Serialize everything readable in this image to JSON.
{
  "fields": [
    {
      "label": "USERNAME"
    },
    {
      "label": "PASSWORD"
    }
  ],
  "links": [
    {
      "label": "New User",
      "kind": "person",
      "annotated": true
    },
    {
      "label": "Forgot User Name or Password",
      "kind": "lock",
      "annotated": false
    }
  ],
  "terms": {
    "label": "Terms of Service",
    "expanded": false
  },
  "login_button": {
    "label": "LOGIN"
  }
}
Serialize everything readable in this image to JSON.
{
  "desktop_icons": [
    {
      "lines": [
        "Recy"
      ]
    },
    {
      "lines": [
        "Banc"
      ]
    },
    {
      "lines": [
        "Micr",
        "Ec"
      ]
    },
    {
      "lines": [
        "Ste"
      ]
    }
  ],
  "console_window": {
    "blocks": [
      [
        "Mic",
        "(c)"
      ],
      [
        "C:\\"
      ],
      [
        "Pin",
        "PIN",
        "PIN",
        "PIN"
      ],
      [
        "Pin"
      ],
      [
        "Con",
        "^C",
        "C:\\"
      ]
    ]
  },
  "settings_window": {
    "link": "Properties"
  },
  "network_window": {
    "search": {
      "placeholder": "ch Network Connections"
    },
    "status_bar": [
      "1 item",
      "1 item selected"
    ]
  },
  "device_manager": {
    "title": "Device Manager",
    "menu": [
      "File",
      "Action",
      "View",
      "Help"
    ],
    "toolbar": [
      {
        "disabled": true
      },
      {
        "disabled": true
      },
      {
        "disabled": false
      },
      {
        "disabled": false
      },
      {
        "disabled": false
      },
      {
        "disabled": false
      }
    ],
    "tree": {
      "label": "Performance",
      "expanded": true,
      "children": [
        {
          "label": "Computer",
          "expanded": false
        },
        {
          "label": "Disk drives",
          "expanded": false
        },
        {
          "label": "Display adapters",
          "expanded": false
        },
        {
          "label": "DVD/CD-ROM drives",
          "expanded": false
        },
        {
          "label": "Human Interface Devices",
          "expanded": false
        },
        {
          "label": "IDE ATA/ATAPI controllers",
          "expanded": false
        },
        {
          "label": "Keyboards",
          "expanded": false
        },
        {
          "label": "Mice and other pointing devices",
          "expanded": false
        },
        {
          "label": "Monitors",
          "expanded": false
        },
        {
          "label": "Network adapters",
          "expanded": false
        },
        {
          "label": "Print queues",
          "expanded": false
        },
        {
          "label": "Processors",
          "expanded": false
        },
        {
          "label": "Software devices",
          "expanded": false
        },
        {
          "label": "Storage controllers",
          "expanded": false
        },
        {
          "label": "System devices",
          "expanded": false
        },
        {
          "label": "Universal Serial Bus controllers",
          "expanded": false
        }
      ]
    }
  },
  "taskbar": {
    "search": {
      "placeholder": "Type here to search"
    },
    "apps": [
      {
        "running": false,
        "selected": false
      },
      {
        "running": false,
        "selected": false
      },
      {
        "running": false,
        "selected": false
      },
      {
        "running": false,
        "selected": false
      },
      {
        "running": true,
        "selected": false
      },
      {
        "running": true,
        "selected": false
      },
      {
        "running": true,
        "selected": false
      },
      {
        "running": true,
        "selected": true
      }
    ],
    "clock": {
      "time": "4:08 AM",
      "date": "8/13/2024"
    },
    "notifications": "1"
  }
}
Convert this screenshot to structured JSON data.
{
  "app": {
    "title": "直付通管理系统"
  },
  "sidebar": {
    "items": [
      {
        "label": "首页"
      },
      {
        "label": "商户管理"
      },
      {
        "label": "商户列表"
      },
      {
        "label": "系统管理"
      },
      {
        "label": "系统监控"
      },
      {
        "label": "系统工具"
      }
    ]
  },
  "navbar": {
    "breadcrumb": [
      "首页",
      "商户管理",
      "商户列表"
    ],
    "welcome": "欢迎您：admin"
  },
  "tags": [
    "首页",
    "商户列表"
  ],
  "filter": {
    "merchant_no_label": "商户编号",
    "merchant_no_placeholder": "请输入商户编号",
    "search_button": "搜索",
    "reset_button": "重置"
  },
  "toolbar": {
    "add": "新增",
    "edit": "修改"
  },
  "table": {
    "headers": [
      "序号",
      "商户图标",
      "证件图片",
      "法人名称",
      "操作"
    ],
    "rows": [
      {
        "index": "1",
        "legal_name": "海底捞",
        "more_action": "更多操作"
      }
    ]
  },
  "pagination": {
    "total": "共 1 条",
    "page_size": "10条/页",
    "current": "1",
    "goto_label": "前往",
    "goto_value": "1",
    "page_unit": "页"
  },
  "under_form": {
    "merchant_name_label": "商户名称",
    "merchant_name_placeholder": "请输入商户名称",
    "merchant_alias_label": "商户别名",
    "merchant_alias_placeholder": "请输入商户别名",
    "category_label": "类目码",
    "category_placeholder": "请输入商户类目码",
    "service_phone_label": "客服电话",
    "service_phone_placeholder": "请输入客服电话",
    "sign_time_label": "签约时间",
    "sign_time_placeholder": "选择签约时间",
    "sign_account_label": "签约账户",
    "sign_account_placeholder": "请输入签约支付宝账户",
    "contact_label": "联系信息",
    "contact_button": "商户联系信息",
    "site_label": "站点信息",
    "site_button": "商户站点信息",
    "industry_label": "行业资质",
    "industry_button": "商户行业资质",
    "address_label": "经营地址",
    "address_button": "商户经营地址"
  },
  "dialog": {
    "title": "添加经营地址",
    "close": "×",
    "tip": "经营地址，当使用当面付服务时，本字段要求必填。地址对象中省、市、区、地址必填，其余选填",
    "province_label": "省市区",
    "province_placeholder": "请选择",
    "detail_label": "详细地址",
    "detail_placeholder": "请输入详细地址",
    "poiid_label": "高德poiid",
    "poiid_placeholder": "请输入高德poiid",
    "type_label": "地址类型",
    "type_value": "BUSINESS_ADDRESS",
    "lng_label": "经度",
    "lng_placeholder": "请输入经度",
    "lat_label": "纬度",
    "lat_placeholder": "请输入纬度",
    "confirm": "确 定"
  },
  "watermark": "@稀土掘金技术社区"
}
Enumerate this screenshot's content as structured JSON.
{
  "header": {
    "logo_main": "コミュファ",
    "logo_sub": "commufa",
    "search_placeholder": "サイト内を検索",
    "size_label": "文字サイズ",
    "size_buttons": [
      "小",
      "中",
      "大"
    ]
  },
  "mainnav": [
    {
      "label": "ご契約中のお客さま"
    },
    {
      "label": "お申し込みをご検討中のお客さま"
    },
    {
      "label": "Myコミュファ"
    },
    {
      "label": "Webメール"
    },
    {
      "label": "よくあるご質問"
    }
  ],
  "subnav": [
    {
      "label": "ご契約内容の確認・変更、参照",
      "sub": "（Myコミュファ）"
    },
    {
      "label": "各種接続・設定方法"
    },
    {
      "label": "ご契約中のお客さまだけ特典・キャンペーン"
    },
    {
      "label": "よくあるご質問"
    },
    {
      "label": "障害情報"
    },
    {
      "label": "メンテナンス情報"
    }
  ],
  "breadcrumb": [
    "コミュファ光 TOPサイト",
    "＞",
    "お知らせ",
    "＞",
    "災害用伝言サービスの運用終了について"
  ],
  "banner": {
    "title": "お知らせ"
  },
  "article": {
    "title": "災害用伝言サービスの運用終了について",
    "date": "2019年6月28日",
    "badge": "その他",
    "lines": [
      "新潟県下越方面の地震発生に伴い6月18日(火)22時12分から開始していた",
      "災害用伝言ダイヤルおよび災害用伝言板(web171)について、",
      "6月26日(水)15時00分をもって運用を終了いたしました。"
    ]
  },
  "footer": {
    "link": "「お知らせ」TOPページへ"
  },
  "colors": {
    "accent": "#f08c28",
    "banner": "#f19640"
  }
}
-------------------------
**TASK DESCRIPTION**
Give only the number of lines in the entries above that hold the string "screenshot".

**THE SOLUTION**
2